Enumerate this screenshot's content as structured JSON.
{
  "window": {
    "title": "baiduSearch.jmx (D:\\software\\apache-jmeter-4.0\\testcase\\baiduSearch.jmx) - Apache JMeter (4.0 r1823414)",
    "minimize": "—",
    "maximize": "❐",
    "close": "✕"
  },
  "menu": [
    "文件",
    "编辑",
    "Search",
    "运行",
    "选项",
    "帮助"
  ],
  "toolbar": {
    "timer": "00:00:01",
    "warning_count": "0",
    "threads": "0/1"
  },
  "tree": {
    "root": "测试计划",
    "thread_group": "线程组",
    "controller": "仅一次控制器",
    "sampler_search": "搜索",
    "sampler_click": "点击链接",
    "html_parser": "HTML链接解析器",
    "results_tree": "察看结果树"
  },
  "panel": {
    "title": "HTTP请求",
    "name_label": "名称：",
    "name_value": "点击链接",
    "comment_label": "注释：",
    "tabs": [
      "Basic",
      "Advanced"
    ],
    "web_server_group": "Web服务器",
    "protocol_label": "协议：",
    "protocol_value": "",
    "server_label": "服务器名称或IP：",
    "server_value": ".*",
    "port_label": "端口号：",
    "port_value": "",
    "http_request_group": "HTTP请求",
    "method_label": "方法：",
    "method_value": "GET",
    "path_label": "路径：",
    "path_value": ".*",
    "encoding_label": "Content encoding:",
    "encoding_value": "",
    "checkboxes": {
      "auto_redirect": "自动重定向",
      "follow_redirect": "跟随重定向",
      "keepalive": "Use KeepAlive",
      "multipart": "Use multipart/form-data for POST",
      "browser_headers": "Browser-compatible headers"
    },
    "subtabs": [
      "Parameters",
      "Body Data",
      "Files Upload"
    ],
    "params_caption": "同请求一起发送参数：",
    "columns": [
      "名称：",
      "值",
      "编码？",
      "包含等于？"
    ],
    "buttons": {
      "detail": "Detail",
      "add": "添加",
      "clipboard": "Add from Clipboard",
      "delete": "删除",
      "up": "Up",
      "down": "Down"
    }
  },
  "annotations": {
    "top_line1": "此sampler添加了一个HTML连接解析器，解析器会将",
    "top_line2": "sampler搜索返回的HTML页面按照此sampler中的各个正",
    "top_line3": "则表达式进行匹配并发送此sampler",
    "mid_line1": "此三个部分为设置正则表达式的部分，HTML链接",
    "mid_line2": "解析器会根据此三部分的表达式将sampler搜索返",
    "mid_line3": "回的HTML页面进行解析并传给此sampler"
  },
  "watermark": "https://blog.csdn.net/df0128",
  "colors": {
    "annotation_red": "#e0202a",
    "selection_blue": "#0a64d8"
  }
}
◆ ◆ ◆ ◆ ◆ ◆ ◆
### WORK TO BE COMPLETED
Write out the records above again, keeping each one identical to the original.

### WRITTEN RESPONSE
Enumerate this screenshot's content as structured JSON.
{
  "window": {
    "title": "baiduSearch.jmx (D:\\software\\apache-jmeter-4.0\\testcase\\baiduSearch.jmx) - Apache JMeter (4.0 r1823414)",
    "minimize": "—",
    "maximize": "❐",
    "close": "✕"
  },
  "menu": [
    "文件",
    "编辑",
    "Search",
    "运行",
    "选项",
    "帮助"
  ],
  "toolbar": {
    "timer": "00:00:01",
    "warning_count": "0",
    "threads": "0/1"
  },
  "tree": {
    "root": "测试计划",
    "thread_group": "线程组",
    "controller": "仅一次控制器",
    "sampler_search": "搜索",
    "sampler_click": "点击链接",
    "html_parser": "HTML链接解析器",
    "results_tree": "察看结果树"
  },
  "panel": {
    "title": "HTTP请求",
    "name_label": "名称：",
    "name_value": "点击链接",
    "comment_label": "注释：",
    "tabs": [
      "Basic",
      "Advanced"
    ],
    "web_server_group": "Web服务器",
    "protocol_label": "协议：",
    "protocol_value": "",
    "server_label": "服务器名称或IP：",
    "server_value": ".*",
    "port_label": "端口号：",
    "port_value": "",
    "http_request_group": "HTTP请求",
    "method_label": "方法：",
    "method_value": "GET",
    "path_label": "路径：",
    "path_value": ".*",
    "encoding_label": "Content encoding:",
    "encoding_value": "",
    "checkboxes": {
      "auto_redirect": "自动重定向",
      "follow_redirect": "跟随重定向",
      "keepalive": "Use KeepAlive",
      "multipart": "Use multipart/form-data for POST",
      "browser_headers": "Browser-compatible headers"
    },
    "subtabs": [
      "Parameters",
      "Body Data",
      "Files Upload"
    ],
    "params_caption": "同请求一起发送参数：",
    "columns": [
      "名称：",
      "值",
      "编码？",
      "包含等于？"
    ],
    "buttons": {
      "detail": "Detail",
      "add": "添加",
      "clipboard": "Add from Clipboard",
      "delete": "删除",
      "up": "Up",
      "down": "Down"
    }
  },
  "annotations": {
    "top_line1": "此sampler添加了一个HTML连接解析器，解析器会将",
    "top_line2": "sampler搜索返回的HTML页面按照此sampler中的各个正",
    "top_line3": "则表达式进行匹配并发送此sampler",
    "mid_line1": "此三个部分为设置正则表达式的部分，HTML链接",
    "mid_line2": "解析器会根据此三部分的表达式将sampler搜索返",
    "mid_line3": "回的HTML页面进行解析并传给此sampler"
  },
  "watermark": "https://blog.csdn.net/df0128",
  "colors": {
    "annotation_red": "#e0202a",
    "selection_blue": "#0a64d8"
  }
}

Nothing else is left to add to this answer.